'''

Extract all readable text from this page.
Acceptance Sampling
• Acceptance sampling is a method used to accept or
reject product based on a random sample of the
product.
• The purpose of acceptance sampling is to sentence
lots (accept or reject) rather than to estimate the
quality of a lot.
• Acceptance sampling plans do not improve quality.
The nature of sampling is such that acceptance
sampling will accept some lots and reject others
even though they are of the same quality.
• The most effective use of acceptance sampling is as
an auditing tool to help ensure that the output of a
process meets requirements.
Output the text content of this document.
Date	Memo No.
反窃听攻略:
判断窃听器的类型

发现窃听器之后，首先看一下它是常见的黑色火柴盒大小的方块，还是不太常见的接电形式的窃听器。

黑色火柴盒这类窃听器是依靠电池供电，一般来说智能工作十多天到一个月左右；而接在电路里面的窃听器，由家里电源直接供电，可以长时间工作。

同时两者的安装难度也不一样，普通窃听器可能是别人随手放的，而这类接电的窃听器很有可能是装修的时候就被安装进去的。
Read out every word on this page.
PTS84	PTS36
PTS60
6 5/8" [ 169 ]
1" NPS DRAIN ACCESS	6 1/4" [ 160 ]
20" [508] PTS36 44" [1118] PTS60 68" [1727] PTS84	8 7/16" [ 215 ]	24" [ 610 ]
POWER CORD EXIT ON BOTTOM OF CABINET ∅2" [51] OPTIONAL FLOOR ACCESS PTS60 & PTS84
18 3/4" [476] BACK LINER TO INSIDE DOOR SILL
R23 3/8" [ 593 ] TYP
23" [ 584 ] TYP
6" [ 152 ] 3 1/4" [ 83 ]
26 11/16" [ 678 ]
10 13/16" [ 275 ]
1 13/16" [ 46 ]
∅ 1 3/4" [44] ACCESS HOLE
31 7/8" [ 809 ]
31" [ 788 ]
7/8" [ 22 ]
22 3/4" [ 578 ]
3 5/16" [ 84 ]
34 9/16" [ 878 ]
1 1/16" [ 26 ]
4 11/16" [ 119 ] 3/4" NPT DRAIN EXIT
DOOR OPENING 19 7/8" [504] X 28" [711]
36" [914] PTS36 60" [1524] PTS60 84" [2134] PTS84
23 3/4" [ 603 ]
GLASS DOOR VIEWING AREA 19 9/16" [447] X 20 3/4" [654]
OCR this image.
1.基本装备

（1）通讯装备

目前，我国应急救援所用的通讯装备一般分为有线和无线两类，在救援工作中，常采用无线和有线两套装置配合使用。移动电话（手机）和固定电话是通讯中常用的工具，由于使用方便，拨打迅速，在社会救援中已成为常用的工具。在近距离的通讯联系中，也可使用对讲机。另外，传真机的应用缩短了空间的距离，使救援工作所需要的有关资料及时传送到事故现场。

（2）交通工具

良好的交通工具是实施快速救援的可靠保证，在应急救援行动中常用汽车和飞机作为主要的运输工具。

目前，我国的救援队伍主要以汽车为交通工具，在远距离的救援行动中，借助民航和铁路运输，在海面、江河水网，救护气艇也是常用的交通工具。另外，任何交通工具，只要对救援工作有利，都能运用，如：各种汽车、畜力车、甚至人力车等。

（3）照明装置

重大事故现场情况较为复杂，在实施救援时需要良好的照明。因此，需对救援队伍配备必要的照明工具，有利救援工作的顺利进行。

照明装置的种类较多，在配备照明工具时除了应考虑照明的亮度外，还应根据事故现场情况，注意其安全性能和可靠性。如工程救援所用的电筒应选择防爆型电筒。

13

'''

**The request:**
All of the material above needs to be retyped word for word.

**Result for this task:**
Extract all readable text from this page.
Acceptance Sampling
• Acceptance sampling is a method used to accept or
reject product based on a random sample of the
product.
• The purpose of acceptance sampling is to sentence
lots (accept or reject) rather than to estimate the
quality of a lot.
• Acceptance sampling plans do not improve quality.
The nature of sampling is such that acceptance
sampling will accept some lots and reject others
even though they are of the same quality.
• The most effective use of acceptance sampling is as
an auditing tool to help ensure that the output of a
process meets requirements.
Output the text content of this document.
Date	Memo No.
反窃听攻略:
判断窃听器的类型

发现窃听器之后，首先看一下它是常见的黑色火柴盒大小的方块，还是不太常见的接电形式的窃听器。

黑色火柴盒这类窃听器是依靠电池供电，一般来说智能工作十多天到一个月左右；而接在电路里面的窃听器，由家里电源直接供电，可以长时间工作。

同时两者的安装难度也不一样，普通窃听器可能是别人随手放的，而这类接电的窃听器很有可能是装修的时候就被安装进去的。
Read out every word on this page.
PTS84	PTS36
PTS60
6 5/8" [ 169 ]
1" NPS DRAIN ACCESS	6 1/4" [ 160 ]
20" [508] PTS36 44" [1118] PTS60 68" [1727] PTS84	8 7/16" [ 215 ]	24" [ 610 ]
POWER CORD EXIT ON BOTTOM OF CABINET ∅2" [51] OPTIONAL FLOOR ACCESS PTS60 & PTS84
18 3/4" [476] BACK LINER TO INSIDE DOOR SILL
R23 3/8" [ 593 ] TYP
23" [ 584 ] TYP
6" [ 152 ] 3 1/4" [ 83 ]
26 11/16" [ 678 ]
10 13/16" [ 275 ]
1 13/16" [ 46 ]
∅ 1 3/4" [44] ACCESS HOLE
31 7/8" [ 809 ]
31" [ 788 ]
7/8" [ 22 ]
22 3/4" [ 578 ]
3 5/16" [ 84 ]
34 9/16" [ 878 ]
1 1/16" [ 26 ]
4 11/16" [ 119 ] 3/4" NPT DRAIN EXIT
DOOR OPENING 19 7/8" [504] X 28" [711]
36" [914] PTS36 60" [1524] PTS60 84" [2134] PTS84
23 3/4" [ 603 ]
GLASS DOOR VIEWING AREA 19 9/16" [447] X 20 3/4" [654]
OCR this image.
1.基本装备

（1）通讯装备

目前，我国应急救援所用的通讯装备一般分为有线和无线两类，在救援工作中，常采用无线和有线两套装置配合使用。移动电话（手机）和固定电话是通讯中常用的工具，由于使用方便，拨打迅速，在社会救援中已成为常用的工具。在近距离的通讯联系中，也可使用对讲机。另外，传真机的应用缩短了空间的距离，使救援工作所需要的有关资料及时传送到事故现场。

（2）交通工具

良好的交通工具是实施快速救援的可靠保证，在应急救援行动中常用汽车和飞机作为主要的运输工具。

目前，我国的救援队伍主要以汽车为交通工具，在远距离的救援行动中，借助民航和铁路运输，在海面、江河水网，救护气艇也是常用的交通工具。另外，任何交通工具，只要对救援工作有利，都能运用，如：各种汽车、畜力车、甚至人力车等。

（3）照明装置

重大事故现场情况较为复杂，在实施救援时需要良好的照明。因此，需对救援队伍配备必要的照明工具，有利救援工作的顺利进行。

照明装置的种类较多，在配备照明工具时除了应考虑照明的亮度外，还应根据事故现场情况，注意其安全性能和可靠性。如工程救援所用的电筒应选择防爆型电筒。

13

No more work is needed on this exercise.